** START OF RECORDS FOR THE EXERCISE **

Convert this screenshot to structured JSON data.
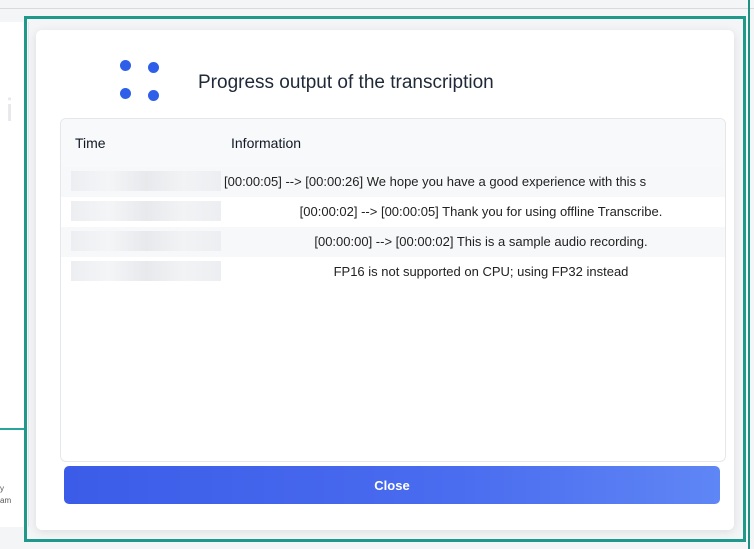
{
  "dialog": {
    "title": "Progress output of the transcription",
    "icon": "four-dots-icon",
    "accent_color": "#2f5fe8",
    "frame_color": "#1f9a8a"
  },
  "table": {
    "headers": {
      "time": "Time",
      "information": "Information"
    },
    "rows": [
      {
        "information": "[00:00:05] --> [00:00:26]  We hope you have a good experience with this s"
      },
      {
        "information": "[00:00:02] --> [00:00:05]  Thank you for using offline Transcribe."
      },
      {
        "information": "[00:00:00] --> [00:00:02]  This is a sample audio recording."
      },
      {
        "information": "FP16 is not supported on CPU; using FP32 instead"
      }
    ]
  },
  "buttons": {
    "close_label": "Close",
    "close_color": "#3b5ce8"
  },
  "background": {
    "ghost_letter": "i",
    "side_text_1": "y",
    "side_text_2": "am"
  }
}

** END OF RECORDS FOR THE EXERCISE **
** START OF RECORDS FOR THE EXERCISE **

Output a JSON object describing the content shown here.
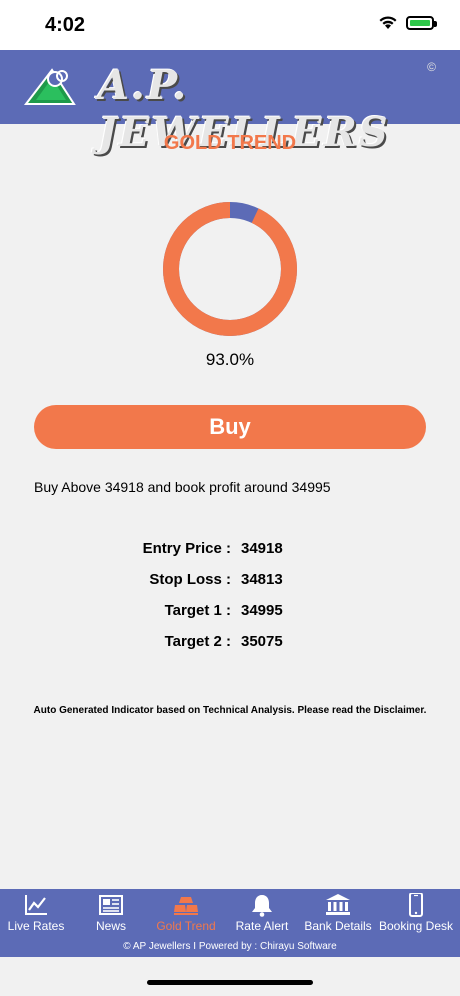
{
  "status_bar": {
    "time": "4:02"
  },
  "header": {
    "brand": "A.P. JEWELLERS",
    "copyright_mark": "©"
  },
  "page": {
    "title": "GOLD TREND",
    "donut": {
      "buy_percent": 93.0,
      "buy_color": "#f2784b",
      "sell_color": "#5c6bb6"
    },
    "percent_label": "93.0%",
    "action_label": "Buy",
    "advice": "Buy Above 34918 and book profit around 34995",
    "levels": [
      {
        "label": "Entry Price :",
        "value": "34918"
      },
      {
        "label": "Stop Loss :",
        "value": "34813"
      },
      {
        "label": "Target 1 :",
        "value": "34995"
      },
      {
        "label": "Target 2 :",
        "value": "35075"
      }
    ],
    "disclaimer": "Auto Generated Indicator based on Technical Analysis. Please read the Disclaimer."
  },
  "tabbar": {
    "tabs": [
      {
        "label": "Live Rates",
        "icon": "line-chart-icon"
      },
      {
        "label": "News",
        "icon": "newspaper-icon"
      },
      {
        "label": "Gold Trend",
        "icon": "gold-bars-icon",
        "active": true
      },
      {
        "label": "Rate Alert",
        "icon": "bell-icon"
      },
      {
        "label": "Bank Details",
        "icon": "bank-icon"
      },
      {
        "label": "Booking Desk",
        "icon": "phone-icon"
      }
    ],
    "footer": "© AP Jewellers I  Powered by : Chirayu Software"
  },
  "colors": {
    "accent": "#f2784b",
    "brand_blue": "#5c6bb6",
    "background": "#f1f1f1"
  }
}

** END OF RECORDS FOR THE EXERCISE **

--- GIVEN PROBLEM ---
Show the lines where the word "JSON" appears in the entries.

--- THE OUTPUT ---
Convert this screenshot to structured JSON data.
Output a JSON object describing the content shown here.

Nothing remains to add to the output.